*Exercise*
Copy, in full, each line of the material that holds the word "具体表现".
··· Input rows
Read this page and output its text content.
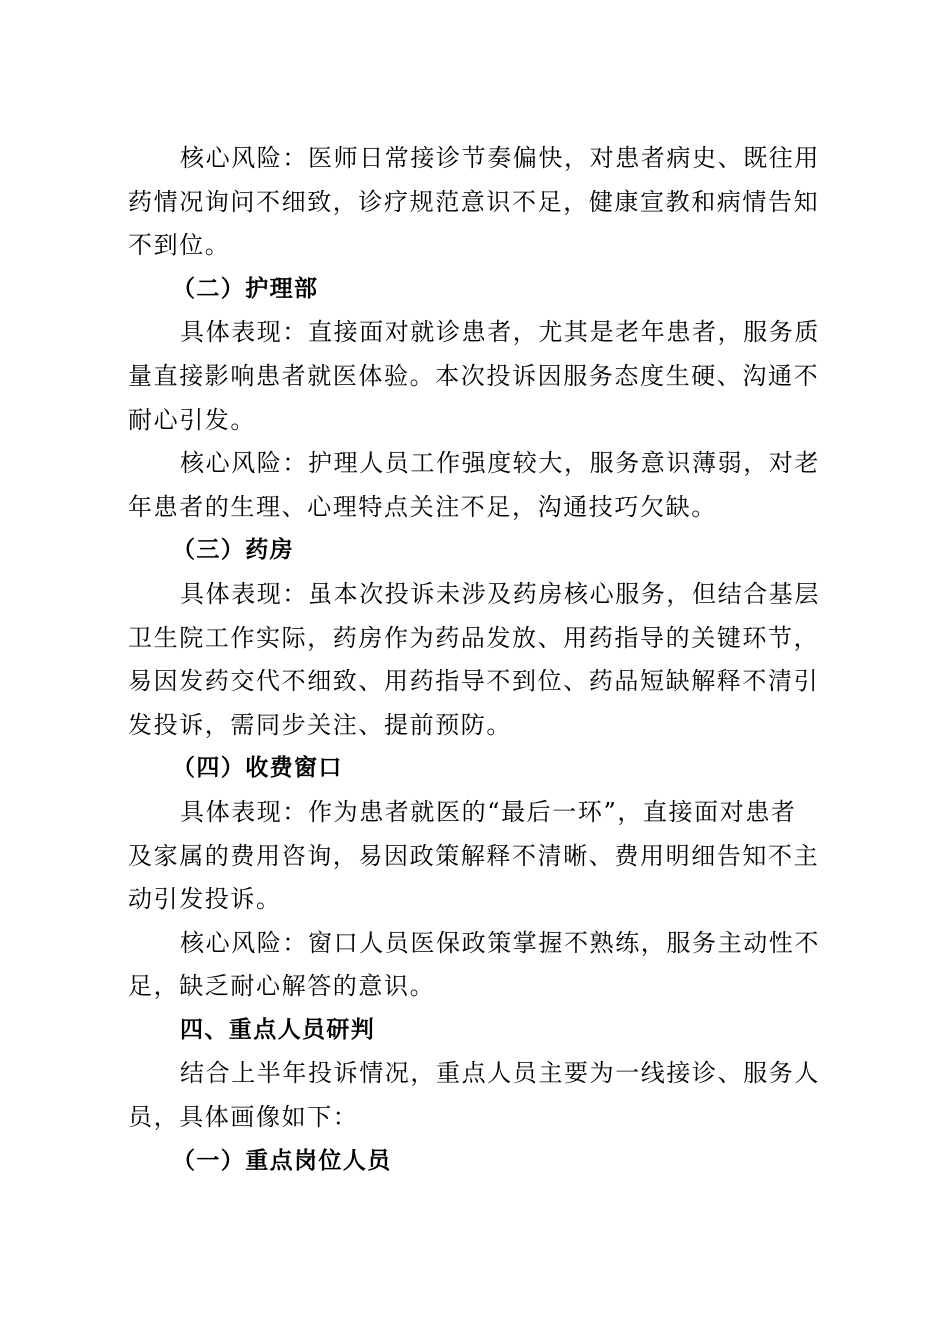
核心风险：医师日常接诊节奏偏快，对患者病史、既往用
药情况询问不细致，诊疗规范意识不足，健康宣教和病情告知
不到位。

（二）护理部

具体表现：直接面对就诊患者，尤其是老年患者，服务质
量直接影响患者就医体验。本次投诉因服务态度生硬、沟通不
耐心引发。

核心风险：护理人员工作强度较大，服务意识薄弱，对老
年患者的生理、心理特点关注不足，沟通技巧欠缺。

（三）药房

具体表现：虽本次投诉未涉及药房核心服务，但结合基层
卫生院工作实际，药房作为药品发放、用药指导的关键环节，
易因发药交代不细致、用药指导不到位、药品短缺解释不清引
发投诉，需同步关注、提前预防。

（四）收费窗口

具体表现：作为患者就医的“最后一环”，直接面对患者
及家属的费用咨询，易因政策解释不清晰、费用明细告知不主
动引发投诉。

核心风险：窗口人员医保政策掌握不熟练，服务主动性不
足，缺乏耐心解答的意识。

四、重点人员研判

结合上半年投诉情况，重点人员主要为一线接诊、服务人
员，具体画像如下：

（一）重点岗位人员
······
*Written solution*
具体表现：直接面对就诊患者，尤其是老年患者，服务质
具体表现：虽本次投诉未涉及药房核心服务，但结合基层
具体表现：作为患者就医的“最后一环”，直接面对患者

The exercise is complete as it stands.